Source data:
# # # #
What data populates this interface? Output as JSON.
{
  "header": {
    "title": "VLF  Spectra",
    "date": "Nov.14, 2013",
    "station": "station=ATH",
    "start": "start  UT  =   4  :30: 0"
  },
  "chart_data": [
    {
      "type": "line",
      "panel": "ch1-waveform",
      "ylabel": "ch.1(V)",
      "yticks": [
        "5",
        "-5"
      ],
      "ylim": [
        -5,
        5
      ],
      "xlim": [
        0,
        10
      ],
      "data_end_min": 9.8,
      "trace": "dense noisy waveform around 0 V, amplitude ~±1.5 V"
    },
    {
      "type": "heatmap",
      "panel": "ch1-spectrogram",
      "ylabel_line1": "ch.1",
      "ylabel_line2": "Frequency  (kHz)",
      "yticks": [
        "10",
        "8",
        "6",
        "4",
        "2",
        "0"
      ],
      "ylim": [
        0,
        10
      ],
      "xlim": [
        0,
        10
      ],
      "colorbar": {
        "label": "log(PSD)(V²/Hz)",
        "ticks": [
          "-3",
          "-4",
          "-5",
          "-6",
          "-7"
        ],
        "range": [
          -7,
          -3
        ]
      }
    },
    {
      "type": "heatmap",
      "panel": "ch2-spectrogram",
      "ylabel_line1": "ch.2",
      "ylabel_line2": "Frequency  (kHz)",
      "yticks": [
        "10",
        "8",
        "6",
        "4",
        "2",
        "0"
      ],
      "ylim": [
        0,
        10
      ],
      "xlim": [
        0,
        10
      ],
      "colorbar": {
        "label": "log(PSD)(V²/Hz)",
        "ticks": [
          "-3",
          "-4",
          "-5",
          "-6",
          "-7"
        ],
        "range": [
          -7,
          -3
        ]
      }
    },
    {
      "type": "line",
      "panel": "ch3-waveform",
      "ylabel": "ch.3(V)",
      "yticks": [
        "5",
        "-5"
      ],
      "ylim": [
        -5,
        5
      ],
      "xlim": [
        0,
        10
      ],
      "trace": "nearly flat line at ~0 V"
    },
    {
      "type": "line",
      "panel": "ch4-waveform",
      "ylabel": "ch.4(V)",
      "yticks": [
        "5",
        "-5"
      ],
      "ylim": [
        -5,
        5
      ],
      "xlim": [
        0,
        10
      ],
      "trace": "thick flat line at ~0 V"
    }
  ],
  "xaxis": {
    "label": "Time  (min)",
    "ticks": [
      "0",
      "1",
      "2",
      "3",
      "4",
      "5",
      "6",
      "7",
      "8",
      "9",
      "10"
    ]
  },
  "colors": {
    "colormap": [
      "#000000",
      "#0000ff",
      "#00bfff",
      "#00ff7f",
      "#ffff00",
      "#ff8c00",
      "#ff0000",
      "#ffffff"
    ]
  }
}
# # # #
- [TASK DETAILS] Show all lines in the entries above where the word "panel" appears.

- [FULL ANSWER]
      "panel": "ch1-waveform",
      "panel": "ch1-spectrogram",
      "panel": "ch2-spectrogram",
      "panel": "ch3-waveform",
      "panel": "ch4-waveform",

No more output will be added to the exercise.